## The request
Convert the listing below, from the line containing "List each element" through the line containing "logo-location: NEW YORK [266, 21, 312, 28]", into a JSON list of strings with one string per line. Skip blank lines and leave out the pictures.

## Records provided
###

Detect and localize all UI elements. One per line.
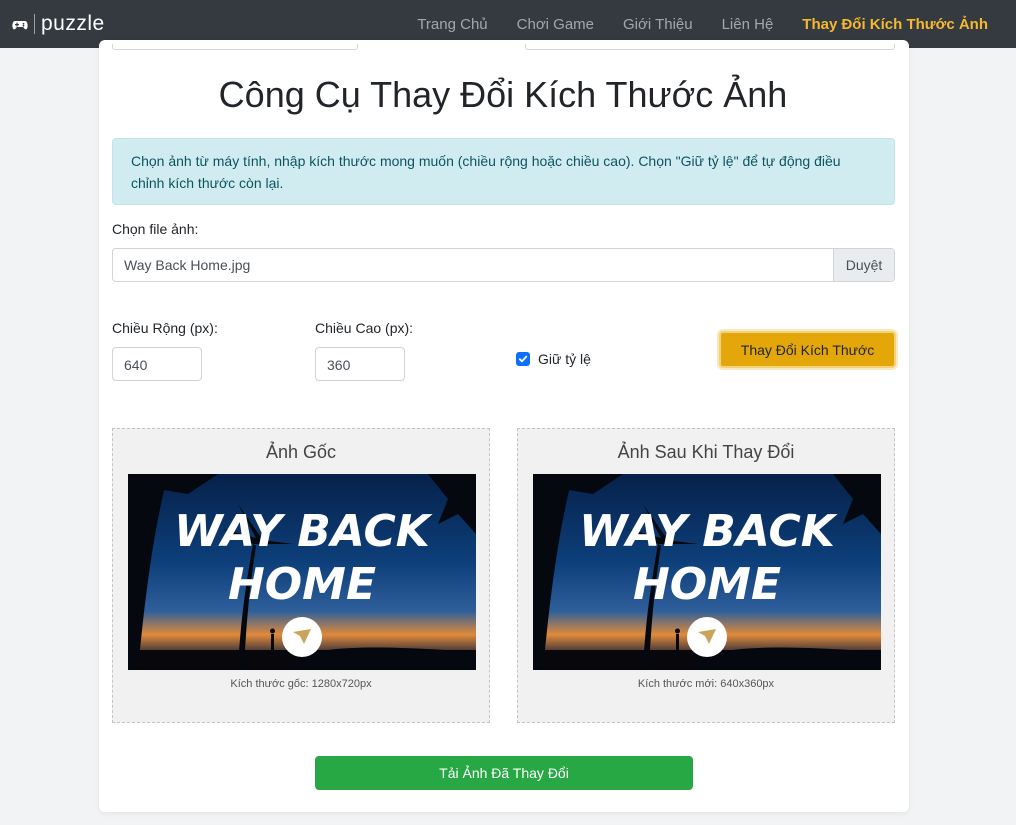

###

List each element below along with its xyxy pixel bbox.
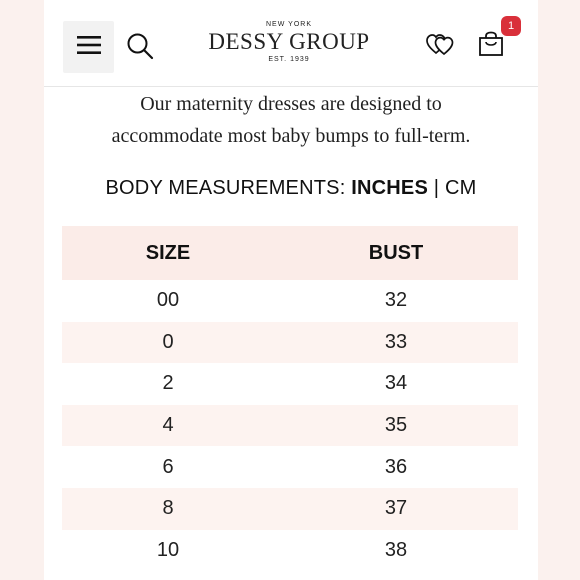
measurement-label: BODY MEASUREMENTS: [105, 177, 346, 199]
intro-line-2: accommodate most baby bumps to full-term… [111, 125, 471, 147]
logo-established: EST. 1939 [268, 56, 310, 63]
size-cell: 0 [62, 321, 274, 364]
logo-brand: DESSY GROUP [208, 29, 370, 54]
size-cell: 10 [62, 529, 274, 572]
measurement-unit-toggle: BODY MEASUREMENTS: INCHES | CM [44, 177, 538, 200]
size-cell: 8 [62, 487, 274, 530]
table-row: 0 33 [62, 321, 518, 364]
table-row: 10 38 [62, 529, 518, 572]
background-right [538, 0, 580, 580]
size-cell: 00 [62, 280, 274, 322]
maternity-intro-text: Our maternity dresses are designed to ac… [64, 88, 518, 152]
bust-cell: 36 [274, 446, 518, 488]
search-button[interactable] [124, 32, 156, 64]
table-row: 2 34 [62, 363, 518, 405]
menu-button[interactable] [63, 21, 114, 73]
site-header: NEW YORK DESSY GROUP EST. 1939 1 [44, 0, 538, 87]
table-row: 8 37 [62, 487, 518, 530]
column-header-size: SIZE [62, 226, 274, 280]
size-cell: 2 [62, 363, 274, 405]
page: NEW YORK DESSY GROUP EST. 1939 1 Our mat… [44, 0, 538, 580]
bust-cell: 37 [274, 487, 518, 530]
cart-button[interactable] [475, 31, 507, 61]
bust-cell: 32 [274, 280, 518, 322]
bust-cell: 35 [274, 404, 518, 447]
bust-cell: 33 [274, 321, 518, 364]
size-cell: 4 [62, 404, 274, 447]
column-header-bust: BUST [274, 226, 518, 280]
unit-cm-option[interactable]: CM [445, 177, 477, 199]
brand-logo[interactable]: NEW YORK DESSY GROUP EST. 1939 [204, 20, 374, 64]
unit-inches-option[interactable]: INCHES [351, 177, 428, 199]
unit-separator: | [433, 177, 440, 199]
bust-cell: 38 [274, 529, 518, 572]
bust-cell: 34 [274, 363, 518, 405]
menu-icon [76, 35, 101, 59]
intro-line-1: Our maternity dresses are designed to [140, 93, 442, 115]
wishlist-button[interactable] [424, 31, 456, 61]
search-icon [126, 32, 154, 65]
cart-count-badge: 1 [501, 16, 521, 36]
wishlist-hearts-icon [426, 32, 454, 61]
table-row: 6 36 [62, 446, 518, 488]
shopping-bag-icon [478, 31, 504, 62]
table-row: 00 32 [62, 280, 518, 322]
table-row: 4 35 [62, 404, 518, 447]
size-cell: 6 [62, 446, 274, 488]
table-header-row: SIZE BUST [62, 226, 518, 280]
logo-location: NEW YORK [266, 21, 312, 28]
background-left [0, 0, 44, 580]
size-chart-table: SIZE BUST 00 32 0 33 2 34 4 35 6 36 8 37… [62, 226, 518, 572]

###

## Expected output
[
  "List each element below along with its xyxy pixel bbox.",
  "measurement-label: BODY MEASUREMENTS: [105, 177, 346, 199]",
  "intro-line-2: accommodate most baby bumps to full-term… [111, 125, 471, 147]",
  "logo-established: EST. 1939 [268, 56, 310, 63]",
  "size-cell: 0 [62, 321, 274, 364]",
  "logo-brand: DESSY GROUP [208, 29, 370, 54]",
  "size-cell: 10 [62, 529, 274, 572]",
  "measurement-unit-toggle: BODY MEASUREMENTS: INCHES | CM [44, 177, 538, 200]",
  "size-cell: 8 [62, 487, 274, 530]",
  "table-row: 0 33 [62, 321, 518, 364]",
  "table-row: 10 38 [62, 529, 518, 572]",
  "background-right [538, 0, 580, 580]",
  "size-cell: 00 [62, 280, 274, 322]",
  "maternity-intro-text: Our maternity dresses are designed to ac… [64, 88, 518, 152]",
  "bust-cell: 36 [274, 446, 518, 488]",
  "search-button[interactable] [124, 32, 156, 64]",
  "table-row: 2 34 [62, 363, 518, 405]",
  "menu-button[interactable] [63, 21, 114, 73]",
  "site-header: NEW YORK DESSY GROUP EST. 1939 1 [44, 0, 538, 87]",
  "table-row: 8 37 [62, 487, 518, 530]",
  "column-header-size: SIZE [62, 226, 274, 280]",
  "size-cell: 2 [62, 363, 274, 405]",
  "page: NEW YORK DESSY GROUP EST. 1939 1 Our mat… [44, 0, 538, 580]",
  "bust-cell: 37 [274, 487, 518, 530]",
  "cart-button[interactable] [475, 31, 507, 61]",
  "bust-cell: 32 [274, 280, 518, 322]",
  "bust-cell: 35 [274, 404, 518, 447]",
  "bust-cell: 33 [274, 321, 518, 364]",
  "size-cell: 4 [62, 404, 274, 447]",
  "column-header-bust: BUST [274, 226, 518, 280]",
  "unit-cm-option[interactable]: CM [445, 177, 477, 199]",
  "brand-logo[interactable]: NEW YORK DESSY GROUP EST. 1939 [204, 20, 374, 64]",
  "unit-inches-option[interactable]: INCHES [351, 177, 428, 199]",
  "unit-separator: | [433, 177, 440, 199]",
  "bust-cell: 38 [274, 529, 518, 572]",
  "bust-cell: 34 [274, 363, 518, 405]",
  "menu-icon [76, 35, 101, 59]",
  "intro-line-1: Our maternity dresses are designed to [140, 93, 442, 115]",
  "wishlist-button[interactable] [424, 31, 456, 61]",
  "search-icon [126, 32, 154, 65]",
  "cart-count-badge: 1 [501, 16, 521, 36]",
  "wishlist-hearts-icon [426, 32, 454, 61]",
  "table-row: 6 36 [62, 446, 518, 488]",
  "shopping-bag-icon [478, 31, 504, 62]",
  "table-row: 00 32 [62, 280, 518, 322]",
  "table-row: 4 35 [62, 404, 518, 447]",
  "size-cell: 6 [62, 446, 274, 488]",
  "table-header-row: SIZE BUST [62, 226, 518, 280]",
  "logo-location: NEW YORK [266, 21, 312, 28]"
]